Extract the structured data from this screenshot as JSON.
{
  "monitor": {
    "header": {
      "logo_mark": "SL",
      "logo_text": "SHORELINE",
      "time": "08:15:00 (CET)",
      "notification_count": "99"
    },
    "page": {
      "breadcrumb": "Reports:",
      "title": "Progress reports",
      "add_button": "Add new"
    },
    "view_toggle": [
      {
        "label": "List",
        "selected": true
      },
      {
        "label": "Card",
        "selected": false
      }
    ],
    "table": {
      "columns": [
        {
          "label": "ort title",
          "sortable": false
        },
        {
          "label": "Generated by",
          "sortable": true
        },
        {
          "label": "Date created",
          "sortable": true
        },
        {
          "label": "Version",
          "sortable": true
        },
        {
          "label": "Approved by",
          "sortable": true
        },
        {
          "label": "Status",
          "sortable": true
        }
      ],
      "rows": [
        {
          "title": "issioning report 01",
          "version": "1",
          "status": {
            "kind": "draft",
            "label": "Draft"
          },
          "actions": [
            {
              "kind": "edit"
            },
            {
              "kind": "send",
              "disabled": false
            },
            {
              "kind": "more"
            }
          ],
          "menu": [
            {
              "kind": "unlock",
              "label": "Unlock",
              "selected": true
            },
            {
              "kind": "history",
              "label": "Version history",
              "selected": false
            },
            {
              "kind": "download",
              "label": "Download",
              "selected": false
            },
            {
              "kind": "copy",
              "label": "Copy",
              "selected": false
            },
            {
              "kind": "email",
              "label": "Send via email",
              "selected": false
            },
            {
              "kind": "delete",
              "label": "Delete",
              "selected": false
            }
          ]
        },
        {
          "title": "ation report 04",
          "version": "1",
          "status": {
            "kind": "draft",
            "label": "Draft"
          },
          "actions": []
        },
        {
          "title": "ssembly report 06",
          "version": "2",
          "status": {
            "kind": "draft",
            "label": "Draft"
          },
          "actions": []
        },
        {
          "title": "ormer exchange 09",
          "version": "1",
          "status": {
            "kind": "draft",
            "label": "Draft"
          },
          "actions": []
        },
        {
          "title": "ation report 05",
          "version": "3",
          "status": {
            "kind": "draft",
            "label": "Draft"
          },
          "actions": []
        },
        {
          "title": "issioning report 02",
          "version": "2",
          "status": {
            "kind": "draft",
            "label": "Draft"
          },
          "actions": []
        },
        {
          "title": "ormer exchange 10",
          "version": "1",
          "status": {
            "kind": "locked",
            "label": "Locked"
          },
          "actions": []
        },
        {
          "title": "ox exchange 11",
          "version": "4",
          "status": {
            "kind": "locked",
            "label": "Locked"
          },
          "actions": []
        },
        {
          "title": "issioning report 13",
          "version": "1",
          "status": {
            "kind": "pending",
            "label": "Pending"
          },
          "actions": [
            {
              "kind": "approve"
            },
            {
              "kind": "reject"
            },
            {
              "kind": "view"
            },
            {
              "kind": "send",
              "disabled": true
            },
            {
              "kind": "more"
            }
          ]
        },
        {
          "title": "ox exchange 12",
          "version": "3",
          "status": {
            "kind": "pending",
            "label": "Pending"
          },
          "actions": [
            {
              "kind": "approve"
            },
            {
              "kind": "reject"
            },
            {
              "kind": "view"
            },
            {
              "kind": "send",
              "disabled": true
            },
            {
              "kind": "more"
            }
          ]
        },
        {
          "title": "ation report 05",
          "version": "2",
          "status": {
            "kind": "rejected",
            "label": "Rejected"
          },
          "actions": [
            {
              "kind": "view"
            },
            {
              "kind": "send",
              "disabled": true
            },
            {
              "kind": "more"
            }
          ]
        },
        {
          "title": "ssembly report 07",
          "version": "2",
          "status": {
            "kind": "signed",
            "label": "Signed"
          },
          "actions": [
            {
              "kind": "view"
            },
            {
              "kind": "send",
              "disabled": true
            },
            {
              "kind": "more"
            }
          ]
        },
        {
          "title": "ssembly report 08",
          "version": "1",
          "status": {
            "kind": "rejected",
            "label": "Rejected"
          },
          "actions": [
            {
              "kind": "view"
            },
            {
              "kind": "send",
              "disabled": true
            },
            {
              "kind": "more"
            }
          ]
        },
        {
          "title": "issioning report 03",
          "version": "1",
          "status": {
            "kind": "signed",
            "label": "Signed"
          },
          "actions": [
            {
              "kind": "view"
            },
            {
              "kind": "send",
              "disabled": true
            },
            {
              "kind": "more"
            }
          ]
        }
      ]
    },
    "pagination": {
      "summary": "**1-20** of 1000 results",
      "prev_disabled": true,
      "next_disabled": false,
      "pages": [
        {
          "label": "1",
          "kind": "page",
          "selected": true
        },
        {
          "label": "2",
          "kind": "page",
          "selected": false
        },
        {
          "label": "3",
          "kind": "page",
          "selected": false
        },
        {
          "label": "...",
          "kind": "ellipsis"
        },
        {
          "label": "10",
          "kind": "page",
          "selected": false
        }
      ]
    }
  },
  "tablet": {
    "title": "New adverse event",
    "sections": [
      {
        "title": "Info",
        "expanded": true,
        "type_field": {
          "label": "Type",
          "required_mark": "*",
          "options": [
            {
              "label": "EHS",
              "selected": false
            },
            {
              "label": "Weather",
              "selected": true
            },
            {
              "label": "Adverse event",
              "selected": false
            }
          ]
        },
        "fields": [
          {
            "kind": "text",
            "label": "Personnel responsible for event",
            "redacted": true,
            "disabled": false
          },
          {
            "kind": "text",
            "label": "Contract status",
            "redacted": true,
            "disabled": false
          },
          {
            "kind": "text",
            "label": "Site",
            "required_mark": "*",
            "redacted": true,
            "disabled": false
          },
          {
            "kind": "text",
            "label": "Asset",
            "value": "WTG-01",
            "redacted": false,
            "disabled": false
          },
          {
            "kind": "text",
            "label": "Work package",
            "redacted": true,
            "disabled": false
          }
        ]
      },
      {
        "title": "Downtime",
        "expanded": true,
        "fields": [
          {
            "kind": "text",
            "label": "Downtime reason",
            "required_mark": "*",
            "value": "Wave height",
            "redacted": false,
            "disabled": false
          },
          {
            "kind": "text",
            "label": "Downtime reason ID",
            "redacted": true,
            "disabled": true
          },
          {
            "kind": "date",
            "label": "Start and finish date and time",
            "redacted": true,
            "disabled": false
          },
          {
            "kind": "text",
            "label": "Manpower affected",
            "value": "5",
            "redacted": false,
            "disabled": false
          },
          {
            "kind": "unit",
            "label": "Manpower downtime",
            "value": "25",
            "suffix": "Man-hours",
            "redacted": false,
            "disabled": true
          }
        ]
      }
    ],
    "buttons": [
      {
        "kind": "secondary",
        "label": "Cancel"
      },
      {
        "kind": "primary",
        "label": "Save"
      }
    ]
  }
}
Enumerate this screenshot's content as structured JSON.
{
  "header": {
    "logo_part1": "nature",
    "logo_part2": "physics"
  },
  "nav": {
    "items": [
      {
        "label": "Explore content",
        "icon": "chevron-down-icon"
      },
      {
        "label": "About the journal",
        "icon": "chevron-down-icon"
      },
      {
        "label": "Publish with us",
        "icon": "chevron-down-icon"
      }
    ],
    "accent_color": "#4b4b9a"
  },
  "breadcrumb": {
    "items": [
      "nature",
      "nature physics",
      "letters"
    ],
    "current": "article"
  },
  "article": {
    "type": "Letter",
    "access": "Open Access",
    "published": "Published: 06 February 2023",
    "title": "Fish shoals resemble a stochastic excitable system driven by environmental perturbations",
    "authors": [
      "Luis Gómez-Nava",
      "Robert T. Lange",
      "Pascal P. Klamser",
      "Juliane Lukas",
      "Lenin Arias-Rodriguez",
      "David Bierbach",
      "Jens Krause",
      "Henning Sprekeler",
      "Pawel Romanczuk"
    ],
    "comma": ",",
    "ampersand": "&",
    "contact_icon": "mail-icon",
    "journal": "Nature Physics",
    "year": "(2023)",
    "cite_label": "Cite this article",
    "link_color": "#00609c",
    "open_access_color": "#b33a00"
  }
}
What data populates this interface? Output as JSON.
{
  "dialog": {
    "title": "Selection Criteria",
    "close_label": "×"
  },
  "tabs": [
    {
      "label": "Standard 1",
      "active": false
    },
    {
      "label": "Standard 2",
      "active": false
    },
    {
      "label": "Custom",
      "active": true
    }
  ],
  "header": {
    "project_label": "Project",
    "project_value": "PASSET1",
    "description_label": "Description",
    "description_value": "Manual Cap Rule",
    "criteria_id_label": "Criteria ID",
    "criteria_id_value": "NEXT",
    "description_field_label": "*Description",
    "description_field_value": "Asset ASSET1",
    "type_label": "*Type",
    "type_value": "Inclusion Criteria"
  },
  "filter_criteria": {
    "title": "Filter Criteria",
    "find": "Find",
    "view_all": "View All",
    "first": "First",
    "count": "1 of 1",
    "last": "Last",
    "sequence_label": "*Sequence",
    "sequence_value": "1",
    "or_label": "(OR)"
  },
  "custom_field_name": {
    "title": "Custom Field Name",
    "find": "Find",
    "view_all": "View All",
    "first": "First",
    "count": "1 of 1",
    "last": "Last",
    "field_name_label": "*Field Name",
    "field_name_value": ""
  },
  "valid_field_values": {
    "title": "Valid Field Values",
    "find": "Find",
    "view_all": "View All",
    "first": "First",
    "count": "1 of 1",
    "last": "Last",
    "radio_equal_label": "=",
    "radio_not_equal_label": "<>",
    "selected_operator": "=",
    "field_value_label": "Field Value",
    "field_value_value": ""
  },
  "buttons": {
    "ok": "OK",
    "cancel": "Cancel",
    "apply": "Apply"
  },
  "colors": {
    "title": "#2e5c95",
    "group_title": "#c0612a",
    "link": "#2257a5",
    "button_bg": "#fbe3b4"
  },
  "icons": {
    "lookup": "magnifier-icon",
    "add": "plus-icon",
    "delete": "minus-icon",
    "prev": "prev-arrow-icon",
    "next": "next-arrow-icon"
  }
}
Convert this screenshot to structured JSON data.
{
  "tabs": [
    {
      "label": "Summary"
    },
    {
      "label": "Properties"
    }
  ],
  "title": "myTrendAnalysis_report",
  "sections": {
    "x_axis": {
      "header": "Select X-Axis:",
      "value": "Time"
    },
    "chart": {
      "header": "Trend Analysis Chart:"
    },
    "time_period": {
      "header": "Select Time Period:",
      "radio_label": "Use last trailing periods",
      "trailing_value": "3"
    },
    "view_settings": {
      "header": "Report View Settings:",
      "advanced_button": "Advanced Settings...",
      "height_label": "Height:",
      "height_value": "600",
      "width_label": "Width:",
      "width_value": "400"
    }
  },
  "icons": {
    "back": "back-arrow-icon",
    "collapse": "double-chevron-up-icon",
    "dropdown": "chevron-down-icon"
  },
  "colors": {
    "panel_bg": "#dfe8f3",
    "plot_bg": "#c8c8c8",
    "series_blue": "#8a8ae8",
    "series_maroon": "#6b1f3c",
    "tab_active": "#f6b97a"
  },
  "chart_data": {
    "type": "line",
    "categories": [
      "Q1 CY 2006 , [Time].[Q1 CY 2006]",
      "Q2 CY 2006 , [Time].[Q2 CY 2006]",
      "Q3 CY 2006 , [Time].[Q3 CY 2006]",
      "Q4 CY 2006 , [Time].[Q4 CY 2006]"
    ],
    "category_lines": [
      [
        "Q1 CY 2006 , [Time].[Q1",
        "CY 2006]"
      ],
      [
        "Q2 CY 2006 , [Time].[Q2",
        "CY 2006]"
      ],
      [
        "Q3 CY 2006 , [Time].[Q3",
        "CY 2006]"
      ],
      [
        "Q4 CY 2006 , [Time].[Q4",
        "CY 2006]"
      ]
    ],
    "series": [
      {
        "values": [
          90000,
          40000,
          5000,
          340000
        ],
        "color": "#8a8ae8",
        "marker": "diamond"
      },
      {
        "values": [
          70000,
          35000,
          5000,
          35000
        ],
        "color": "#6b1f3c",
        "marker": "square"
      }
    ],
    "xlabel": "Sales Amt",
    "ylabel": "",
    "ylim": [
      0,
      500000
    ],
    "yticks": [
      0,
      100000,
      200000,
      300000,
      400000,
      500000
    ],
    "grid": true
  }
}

#### [WHAT YOU HAVE TO DO]
Scan the material above. Copy each line that holds the word "event".

#### [RESULT BELOW]
    "title": "New adverse event",
              "label": "Adverse event",
            "label": "Personnel responsible for event",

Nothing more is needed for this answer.